Task goal >> Send back all the data below, exactly as given.

Records about charts and figures:

====================

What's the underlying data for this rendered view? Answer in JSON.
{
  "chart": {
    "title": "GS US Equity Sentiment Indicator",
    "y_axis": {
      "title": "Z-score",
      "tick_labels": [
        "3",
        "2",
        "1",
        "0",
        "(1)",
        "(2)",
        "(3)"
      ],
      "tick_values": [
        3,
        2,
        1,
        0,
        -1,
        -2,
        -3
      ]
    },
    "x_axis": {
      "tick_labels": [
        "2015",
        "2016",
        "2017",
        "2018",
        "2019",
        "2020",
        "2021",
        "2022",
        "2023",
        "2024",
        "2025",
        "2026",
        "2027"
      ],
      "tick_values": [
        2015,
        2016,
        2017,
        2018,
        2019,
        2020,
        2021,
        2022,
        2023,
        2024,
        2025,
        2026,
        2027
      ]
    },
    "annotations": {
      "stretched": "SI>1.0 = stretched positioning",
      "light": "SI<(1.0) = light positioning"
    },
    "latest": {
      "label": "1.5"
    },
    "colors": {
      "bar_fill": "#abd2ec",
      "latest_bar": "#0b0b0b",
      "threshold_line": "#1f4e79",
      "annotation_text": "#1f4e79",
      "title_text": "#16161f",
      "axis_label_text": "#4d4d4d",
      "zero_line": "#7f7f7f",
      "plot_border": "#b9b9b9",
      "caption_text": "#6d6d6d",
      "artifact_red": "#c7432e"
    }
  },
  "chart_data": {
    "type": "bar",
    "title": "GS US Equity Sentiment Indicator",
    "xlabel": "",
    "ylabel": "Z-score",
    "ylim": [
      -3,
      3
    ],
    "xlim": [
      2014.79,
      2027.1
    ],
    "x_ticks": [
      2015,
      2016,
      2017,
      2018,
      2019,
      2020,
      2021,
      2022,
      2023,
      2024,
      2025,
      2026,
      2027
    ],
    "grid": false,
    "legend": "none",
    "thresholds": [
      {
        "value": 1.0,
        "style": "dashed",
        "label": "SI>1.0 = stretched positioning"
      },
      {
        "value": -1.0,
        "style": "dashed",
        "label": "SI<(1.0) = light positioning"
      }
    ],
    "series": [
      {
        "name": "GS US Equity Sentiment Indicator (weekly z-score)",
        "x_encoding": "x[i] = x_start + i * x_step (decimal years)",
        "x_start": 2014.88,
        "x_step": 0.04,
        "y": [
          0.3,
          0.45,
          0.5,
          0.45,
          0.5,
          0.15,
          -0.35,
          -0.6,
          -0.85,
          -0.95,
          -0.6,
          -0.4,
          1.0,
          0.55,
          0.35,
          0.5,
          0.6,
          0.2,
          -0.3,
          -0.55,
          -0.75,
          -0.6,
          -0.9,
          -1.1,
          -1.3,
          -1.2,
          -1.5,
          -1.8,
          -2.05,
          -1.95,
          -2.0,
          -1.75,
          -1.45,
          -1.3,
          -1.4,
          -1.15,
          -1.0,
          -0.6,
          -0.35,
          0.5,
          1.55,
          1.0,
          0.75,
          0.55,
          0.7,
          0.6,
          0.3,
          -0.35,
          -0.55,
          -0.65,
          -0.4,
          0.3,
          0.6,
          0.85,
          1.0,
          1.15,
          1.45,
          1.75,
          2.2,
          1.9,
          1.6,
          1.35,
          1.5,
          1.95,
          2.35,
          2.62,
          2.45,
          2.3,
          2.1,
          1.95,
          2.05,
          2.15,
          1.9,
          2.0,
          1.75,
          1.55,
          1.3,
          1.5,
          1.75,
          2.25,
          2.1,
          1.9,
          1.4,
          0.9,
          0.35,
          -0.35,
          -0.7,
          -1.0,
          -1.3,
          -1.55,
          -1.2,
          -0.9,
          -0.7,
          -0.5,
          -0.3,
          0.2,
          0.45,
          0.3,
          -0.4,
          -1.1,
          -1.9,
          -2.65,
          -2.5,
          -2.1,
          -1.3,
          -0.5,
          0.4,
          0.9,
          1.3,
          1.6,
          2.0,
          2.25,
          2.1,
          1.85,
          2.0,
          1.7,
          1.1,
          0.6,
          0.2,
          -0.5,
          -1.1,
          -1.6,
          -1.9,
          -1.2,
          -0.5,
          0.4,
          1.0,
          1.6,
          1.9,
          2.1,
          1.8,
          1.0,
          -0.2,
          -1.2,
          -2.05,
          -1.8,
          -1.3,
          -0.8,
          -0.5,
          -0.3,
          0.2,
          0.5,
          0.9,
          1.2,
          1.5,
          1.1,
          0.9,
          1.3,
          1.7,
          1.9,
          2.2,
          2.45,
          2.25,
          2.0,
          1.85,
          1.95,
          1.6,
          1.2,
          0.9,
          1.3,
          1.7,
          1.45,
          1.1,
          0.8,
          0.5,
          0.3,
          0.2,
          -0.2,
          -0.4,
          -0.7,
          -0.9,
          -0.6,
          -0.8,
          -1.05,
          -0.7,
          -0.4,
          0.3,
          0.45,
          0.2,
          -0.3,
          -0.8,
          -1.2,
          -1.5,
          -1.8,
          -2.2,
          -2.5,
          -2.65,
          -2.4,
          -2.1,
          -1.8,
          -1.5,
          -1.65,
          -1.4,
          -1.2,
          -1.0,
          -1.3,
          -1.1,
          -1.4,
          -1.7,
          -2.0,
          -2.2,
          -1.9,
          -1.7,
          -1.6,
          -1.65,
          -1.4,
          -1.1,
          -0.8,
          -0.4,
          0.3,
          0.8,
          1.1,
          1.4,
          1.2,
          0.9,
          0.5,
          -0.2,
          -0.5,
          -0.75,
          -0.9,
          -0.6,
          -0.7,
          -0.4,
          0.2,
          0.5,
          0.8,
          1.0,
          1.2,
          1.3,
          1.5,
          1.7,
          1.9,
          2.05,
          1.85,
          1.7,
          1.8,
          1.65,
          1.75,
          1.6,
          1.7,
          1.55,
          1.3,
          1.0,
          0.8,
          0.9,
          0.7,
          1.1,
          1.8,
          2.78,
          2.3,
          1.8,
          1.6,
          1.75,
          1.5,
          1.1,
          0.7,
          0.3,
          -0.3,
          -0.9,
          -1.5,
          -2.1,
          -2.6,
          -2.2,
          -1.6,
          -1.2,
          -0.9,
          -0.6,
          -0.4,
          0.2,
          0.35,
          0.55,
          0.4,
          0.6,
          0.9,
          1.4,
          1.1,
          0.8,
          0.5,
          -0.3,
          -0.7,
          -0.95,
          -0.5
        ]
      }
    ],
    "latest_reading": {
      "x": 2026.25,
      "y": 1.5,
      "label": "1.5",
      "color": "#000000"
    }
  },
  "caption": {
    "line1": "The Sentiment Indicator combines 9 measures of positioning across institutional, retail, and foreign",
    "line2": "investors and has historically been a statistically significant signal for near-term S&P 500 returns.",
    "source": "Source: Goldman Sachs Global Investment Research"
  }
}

====================

The output >>
What's the underlying data for this rendered view? Answer in JSON.
{
  "chart": {
    "title": "GS US Equity Sentiment Indicator",
    "y_axis": {
      "title": "Z-score",
      "tick_labels": [
        "3",
        "2",
        "1",
        "0",
        "(1)",
        "(2)",
        "(3)"
      ],
      "tick_values": [
        3,
        2,
        1,
        0,
        -1,
        -2,
        -3
      ]
    },
    "x_axis": {
      "tick_labels": [
        "2015",
        "2016",
        "2017",
        "2018",
        "2019",
        "2020",
        "2021",
        "2022",
        "2023",
        "2024",
        "2025",
        "2026",
        "2027"
      ],
      "tick_values": [
        2015,
        2016,
        2017,
        2018,
        2019,
        2020,
        2021,
        2022,
        2023,
        2024,
        2025,
        2026,
        2027
      ]
    },
    "annotations": {
      "stretched": "SI>1.0 = stretched positioning",
      "light": "SI<(1.0) = light positioning"
    },
    "latest": {
      "label": "1.5"
    },
    "colors": {
      "bar_fill": "#abd2ec",
      "latest_bar": "#0b0b0b",
      "threshold_line": "#1f4e79",
      "annotation_text": "#1f4e79",
      "title_text": "#16161f",
      "axis_label_text": "#4d4d4d",
      "zero_line": "#7f7f7f",
      "plot_border": "#b9b9b9",
      "caption_text": "#6d6d6d",
      "artifact_red": "#c7432e"
    }
  },
  "chart_data": {
    "type": "bar",
    "title": "GS US Equity Sentiment Indicator",
    "xlabel": "",
    "ylabel": "Z-score",
    "ylim": [
      -3,
      3
    ],
    "xlim": [
      2014.79,
      2027.1
    ],
    "x_ticks": [
      2015,
      2016,
      2017,
      2018,
      2019,
      2020,
      2021,
      2022,
      2023,
      2024,
      2025,
      2026,
      2027
    ],
    "grid": false,
    "legend": "none",
    "thresholds": [
      {
        "value": 1.0,
        "style": "dashed",
        "label": "SI>1.0 = stretched positioning"
      },
      {
        "value": -1.0,
        "style": "dashed",
        "label": "SI<(1.0) = light positioning"
      }
    ],
    "series": [
      {
        "name": "GS US Equity Sentiment Indicator (weekly z-score)",
        "x_encoding": "x[i] = x_start + i * x_step (decimal years)",
        "x_start": 2014.88,
        "x_step": 0.04,
        "y": [
          0.3,
          0.45,
          0.5,
          0.45,
          0.5,
          0.15,
          -0.35,
          -0.6,
          -0.85,
          -0.95,
          -0.6,
          -0.4,
          1.0,
          0.55,
          0.35,
          0.5,
          0.6,
          0.2,
          -0.3,
          -0.55,
          -0.75,
          -0.6,
          -0.9,
          -1.1,
          -1.3,
          -1.2,
          -1.5,
          -1.8,
          -2.05,
          -1.95,
          -2.0,
          -1.75,
          -1.45,
          -1.3,
          -1.4,
          -1.15,
          -1.0,
          -0.6,
          -0.35,
          0.5,
          1.55,
          1.0,
          0.75,
          0.55,
          0.7,
          0.6,
          0.3,
          -0.35,
          -0.55,
          -0.65,
          -0.4,
          0.3,
          0.6,
          0.85,
          1.0,
          1.15,
          1.45,
          1.75,
          2.2,
          1.9,
          1.6,
          1.35,
          1.5,
          1.95,
          2.35,
          2.62,
          2.45,
          2.3,
          2.1,
          1.95,
          2.05,
          2.15,
          1.9,
          2.0,
          1.75,
          1.55,
          1.3,
          1.5,
          1.75,
          2.25,
          2.1,
          1.9,
          1.4,
          0.9,
          0.35,
          -0.35,
          -0.7,
          -1.0,
          -1.3,
          -1.55,
          -1.2,
          -0.9,
          -0.7,
          -0.5,
          -0.3,
          0.2,
          0.45,
          0.3,
          -0.4,
          -1.1,
          -1.9,
          -2.65,
          -2.5,
          -2.1,
          -1.3,
          -0.5,
          0.4,
          0.9,
          1.3,
          1.6,
          2.0,
          2.25,
          2.1,
          1.85,
          2.0,
          1.7,
          1.1,
          0.6,
          0.2,
          -0.5,
          -1.1,
          -1.6,
          -1.9,
          -1.2,
          -0.5,
          0.4,
          1.0,
          1.6,
          1.9,
          2.1,
          1.8,
          1.0,
          -0.2,
          -1.2,
          -2.05,
          -1.8,
          -1.3,
          -0.8,
          -0.5,
          -0.3,
          0.2,
          0.5,
          0.9,
          1.2,
          1.5,
          1.1,
          0.9,
          1.3,
          1.7,
          1.9,
          2.2,
          2.45,
          2.25,
          2.0,
          1.85,
          1.95,
          1.6,
          1.2,
          0.9,
          1.3,
          1.7,
          1.45,
          1.1,
          0.8,
          0.5,
          0.3,
          0.2,
          -0.2,
          -0.4,
          -0.7,
          -0.9,
          -0.6,
          -0.8,
          -1.05,
          -0.7,
          -0.4,
          0.3,
          0.45,
          0.2,
          -0.3,
          -0.8,
          -1.2,
          -1.5,
          -1.8,
          -2.2,
          -2.5,
          -2.65,
          -2.4,
          -2.1,
          -1.8,
          -1.5,
          -1.65,
          -1.4,
          -1.2,
          -1.0,
          -1.3,
          -1.1,
          -1.4,
          -1.7,
          -2.0,
          -2.2,
          -1.9,
          -1.7,
          -1.6,
          -1.65,
          -1.4,
          -1.1,
          -0.8,
          -0.4,
          0.3,
          0.8,
          1.1,
          1.4,
          1.2,
          0.9,
          0.5,
          -0.2,
          -0.5,
          -0.75,
          -0.9,
          -0.6,
          -0.7,
          -0.4,
          0.2,
          0.5,
          0.8,
          1.0,
          1.2,
          1.3,
          1.5,
          1.7,
          1.9,
          2.05,
          1.85,
          1.7,
          1.8,
          1.65,
          1.75,
          1.6,
          1.7,
          1.55,
          1.3,
          1.0,
          0.8,
          0.9,
          0.7,
          1.1,
          1.8,
          2.78,
          2.3,
          1.8,
          1.6,
          1.75,
          1.5,
          1.1,
          0.7,
          0.3,
          -0.3,
          -0.9,
          -1.5,
          -2.1,
          -2.6,
          -2.2,
          -1.6,
          -1.2,
          -0.9,
          -0.6,
          -0.4,
          0.2,
          0.35,
          0.55,
          0.4,
          0.6,
          0.9,
          1.4,
          1.1,
          0.8,
          0.5,
          -0.3,
          -0.7,
          -0.95,
          -0.5
        ]
      }
    ],
    "latest_reading": {
      "x": 2026.25,
      "y": 1.5,
      "label": "1.5",
      "color": "#000000"
    }
  },
  "caption": {
    "line1": "The Sentiment Indicator combines 9 measures of positioning across institutional, retail, and foreign",
    "line2": "investors and has historically been a statistically significant signal for near-term S&P 500 returns.",
    "source": "Source: Goldman Sachs Global Investment Research"
  }
}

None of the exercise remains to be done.